## Directions
Repeat the entire listing exactly as written.

═════ Dataset entries

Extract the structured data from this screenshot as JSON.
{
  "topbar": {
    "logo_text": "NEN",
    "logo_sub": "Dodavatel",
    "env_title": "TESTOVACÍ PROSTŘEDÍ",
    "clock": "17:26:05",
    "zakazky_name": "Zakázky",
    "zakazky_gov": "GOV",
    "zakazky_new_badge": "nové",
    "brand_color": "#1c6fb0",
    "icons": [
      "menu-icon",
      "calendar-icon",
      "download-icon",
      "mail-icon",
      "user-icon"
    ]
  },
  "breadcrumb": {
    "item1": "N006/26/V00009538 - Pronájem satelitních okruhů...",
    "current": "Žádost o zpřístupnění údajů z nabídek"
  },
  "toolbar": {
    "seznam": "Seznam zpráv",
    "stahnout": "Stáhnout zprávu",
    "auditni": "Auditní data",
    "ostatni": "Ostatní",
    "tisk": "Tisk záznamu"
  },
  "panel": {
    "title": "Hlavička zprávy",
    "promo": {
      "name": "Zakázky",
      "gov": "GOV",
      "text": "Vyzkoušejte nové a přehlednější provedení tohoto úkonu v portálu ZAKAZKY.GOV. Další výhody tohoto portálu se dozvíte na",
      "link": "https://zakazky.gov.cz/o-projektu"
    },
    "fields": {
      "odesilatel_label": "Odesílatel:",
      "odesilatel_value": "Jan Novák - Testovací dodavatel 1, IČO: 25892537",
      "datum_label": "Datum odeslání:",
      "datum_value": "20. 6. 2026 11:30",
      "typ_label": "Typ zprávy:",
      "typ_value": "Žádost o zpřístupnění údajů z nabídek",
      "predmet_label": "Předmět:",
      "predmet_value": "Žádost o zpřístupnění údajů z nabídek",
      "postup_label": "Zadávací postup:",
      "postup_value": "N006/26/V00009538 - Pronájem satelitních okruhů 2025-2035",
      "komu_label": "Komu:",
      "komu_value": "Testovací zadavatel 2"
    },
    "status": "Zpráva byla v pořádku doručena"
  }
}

══════════

## The response
Extract the structured data from this screenshot as JSON.
{
  "topbar": {
    "logo_text": "NEN",
    "logo_sub": "Dodavatel",
    "env_title": "TESTOVACÍ PROSTŘEDÍ",
    "clock": "17:26:05",
    "zakazky_name": "Zakázky",
    "zakazky_gov": "GOV",
    "zakazky_new_badge": "nové",
    "brand_color": "#1c6fb0",
    "icons": [
      "menu-icon",
      "calendar-icon",
      "download-icon",
      "mail-icon",
      "user-icon"
    ]
  },
  "breadcrumb": {
    "item1": "N006/26/V00009538 - Pronájem satelitních okruhů...",
    "current": "Žádost o zpřístupnění údajů z nabídek"
  },
  "toolbar": {
    "seznam": "Seznam zpráv",
    "stahnout": "Stáhnout zprávu",
    "auditni": "Auditní data",
    "ostatni": "Ostatní",
    "tisk": "Tisk záznamu"
  },
  "panel": {
    "title": "Hlavička zprávy",
    "promo": {
      "name": "Zakázky",
      "gov": "GOV",
      "text": "Vyzkoušejte nové a přehlednější provedení tohoto úkonu v portálu ZAKAZKY.GOV. Další výhody tohoto portálu se dozvíte na",
      "link": "https://zakazky.gov.cz/o-projektu"
    },
    "fields": {
      "odesilatel_label": "Odesílatel:",
      "odesilatel_value": "Jan Novák - Testovací dodavatel 1, IČO: 25892537",
      "datum_label": "Datum odeslání:",
      "datum_value": "20. 6. 2026 11:30",
      "typ_label": "Typ zprávy:",
      "typ_value": "Žádost o zpřístupnění údajů z nabídek",
      "predmet_label": "Předmět:",
      "predmet_value": "Žádost o zpřístupnění údajů z nabídek",
      "postup_label": "Zadávací postup:",
      "postup_value": "N006/26/V00009538 - Pronájem satelitních okruhů 2025-2035",
      "komu_label": "Komu:",
      "komu_value": "Testovací zadavatel 2"
    },
    "status": "Zpráva byla v pořádku doručena"
  }
}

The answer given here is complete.